Exercise description
Copy every line, leaving nothing out and adding nothing.

>> START Data entries

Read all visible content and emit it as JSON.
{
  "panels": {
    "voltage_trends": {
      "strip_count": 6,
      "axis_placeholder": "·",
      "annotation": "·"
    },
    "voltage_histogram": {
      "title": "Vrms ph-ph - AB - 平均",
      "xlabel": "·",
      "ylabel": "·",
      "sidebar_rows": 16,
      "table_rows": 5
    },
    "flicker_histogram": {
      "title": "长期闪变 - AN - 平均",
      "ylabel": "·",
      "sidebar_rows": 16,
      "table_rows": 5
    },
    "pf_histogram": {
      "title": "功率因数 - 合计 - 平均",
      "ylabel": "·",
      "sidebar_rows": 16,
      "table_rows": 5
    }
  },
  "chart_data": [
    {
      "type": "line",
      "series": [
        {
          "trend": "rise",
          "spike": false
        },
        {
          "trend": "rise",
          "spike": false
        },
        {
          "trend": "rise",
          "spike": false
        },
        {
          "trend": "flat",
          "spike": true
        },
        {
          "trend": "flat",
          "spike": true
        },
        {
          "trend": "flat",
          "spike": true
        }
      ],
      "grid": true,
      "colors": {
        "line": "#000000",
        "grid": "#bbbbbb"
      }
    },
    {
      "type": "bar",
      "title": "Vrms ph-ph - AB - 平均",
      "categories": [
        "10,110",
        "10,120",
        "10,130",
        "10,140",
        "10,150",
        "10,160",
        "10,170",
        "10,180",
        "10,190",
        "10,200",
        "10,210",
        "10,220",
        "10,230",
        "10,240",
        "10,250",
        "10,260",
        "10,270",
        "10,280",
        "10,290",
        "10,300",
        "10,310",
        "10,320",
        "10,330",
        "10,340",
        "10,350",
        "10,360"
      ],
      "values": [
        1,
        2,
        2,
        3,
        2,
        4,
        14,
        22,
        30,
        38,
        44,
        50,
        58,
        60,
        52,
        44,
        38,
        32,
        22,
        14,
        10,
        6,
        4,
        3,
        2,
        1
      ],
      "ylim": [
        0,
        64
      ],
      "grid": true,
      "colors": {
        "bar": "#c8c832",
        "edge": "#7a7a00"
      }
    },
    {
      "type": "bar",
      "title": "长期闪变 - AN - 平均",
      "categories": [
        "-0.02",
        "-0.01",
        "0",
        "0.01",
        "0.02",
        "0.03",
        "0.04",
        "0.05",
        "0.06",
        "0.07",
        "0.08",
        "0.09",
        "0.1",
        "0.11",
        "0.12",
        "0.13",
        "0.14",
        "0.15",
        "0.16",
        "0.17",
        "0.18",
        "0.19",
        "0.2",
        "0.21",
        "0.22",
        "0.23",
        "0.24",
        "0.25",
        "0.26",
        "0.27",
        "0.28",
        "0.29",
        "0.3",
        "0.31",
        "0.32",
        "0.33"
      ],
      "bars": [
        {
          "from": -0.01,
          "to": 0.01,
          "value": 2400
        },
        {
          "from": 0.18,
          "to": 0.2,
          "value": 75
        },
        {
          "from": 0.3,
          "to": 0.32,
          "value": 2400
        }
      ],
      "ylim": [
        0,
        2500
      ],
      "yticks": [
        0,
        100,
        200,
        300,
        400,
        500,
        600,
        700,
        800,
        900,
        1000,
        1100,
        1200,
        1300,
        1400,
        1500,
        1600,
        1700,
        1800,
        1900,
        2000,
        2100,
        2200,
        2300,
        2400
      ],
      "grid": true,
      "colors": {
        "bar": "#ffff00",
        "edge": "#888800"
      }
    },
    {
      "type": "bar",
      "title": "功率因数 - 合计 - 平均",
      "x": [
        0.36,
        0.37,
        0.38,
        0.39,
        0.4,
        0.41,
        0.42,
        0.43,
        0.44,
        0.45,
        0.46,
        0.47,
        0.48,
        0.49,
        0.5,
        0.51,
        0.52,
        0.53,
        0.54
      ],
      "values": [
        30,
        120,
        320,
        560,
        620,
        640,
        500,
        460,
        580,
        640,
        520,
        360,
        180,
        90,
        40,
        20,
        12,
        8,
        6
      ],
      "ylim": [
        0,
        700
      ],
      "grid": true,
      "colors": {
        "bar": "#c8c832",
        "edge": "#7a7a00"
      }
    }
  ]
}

>> END Data entries

Answer to the task
Read all visible content and emit it as JSON.
{
  "panels": {
    "voltage_trends": {
      "strip_count": 6,
      "axis_placeholder": "·",
      "annotation": "·"
    },
    "voltage_histogram": {
      "title": "Vrms ph-ph - AB - 平均",
      "xlabel": "·",
      "ylabel": "·",
      "sidebar_rows": 16,
      "table_rows": 5
    },
    "flicker_histogram": {
      "title": "长期闪变 - AN - 平均",
      "ylabel": "·",
      "sidebar_rows": 16,
      "table_rows": 5
    },
    "pf_histogram": {
      "title": "功率因数 - 合计 - 平均",
      "ylabel": "·",
      "sidebar_rows": 16,
      "table_rows": 5
    }
  },
  "chart_data": [
    {
      "type": "line",
      "series": [
        {
          "trend": "rise",
          "spike": false
        },
        {
          "trend": "rise",
          "spike": false
        },
        {
          "trend": "rise",
          "spike": false
        },
        {
          "trend": "flat",
          "spike": true
        },
        {
          "trend": "flat",
          "spike": true
        },
        {
          "trend": "flat",
          "spike": true
        }
      ],
      "grid": true,
      "colors": {
        "line": "#000000",
        "grid": "#bbbbbb"
      }
    },
    {
      "type": "bar",
      "title": "Vrms ph-ph - AB - 平均",
      "categories": [
        "10,110",
        "10,120",
        "10,130",
        "10,140",
        "10,150",
        "10,160",
        "10,170",
        "10,180",
        "10,190",
        "10,200",
        "10,210",
        "10,220",
        "10,230",
        "10,240",
        "10,250",
        "10,260",
        "10,270",
        "10,280",
        "10,290",
        "10,300",
        "10,310",
        "10,320",
        "10,330",
        "10,340",
        "10,350",
        "10,360"
      ],
      "values": [
        1,
        2,
        2,
        3,
        2,
        4,
        14,
        22,
        30,
        38,
        44,
        50,
        58,
        60,
        52,
        44,
        38,
        32,
        22,
        14,
        10,
        6,
        4,
        3,
        2,
        1
      ],
      "ylim": [
        0,
        64
      ],
      "grid": true,
      "colors": {
        "bar": "#c8c832",
        "edge": "#7a7a00"
      }
    },
    {
      "type": "bar",
      "title": "长期闪变 - AN - 平均",
      "categories": [
        "-0.02",
        "-0.01",
        "0",
        "0.01",
        "0.02",
        "0.03",
        "0.04",
        "0.05",
        "0.06",
        "0.07",
        "0.08",
        "0.09",
        "0.1",
        "0.11",
        "0.12",
        "0.13",
        "0.14",
        "0.15",
        "0.16",
        "0.17",
        "0.18",
        "0.19",
        "0.2",
        "0.21",
        "0.22",
        "0.23",
        "0.24",
        "0.25",
        "0.26",
        "0.27",
        "0.28",
        "0.29",
        "0.3",
        "0.31",
        "0.32",
        "0.33"
      ],
      "bars": [
        {
          "from": -0.01,
          "to": 0.01,
          "value": 2400
        },
        {
          "from": 0.18,
          "to": 0.2,
          "value": 75
        },
        {
          "from": 0.3,
          "to": 0.32,
          "value": 2400
        }
      ],
      "ylim": [
        0,
        2500
      ],
      "yticks": [
        0,
        100,
        200,
        300,
        400,
        500,
        600,
        700,
        800,
        900,
        1000,
        1100,
        1200,
        1300,
        1400,
        1500,
        1600,
        1700,
        1800,
        1900,
        2000,
        2100,
        2200,
        2300,
        2400
      ],
      "grid": true,
      "colors": {
        "bar": "#ffff00",
        "edge": "#888800"
      }
    },
    {
      "type": "bar",
      "title": "功率因数 - 合计 - 平均",
      "x": [
        0.36,
        0.37,
        0.38,
        0.39,
        0.4,
        0.41,
        0.42,
        0.43,
        0.44,
        0.45,
        0.46,
        0.47,
        0.48,
        0.49,
        0.5,
        0.51,
        0.52,
        0.53,
        0.54
      ],
      "values": [
        30,
        120,
        320,
        560,
        620,
        640,
        500,
        460,
        580,
        640,
        520,
        360,
        180,
        90,
        40,
        20,
        12,
        8,
        6
      ],
      "ylim": [
        0,
        700
      ],
      "grid": true,
      "colors": {
        "bar": "#c8c832",
        "edge": "#7a7a00"
      }
    }
  ]
}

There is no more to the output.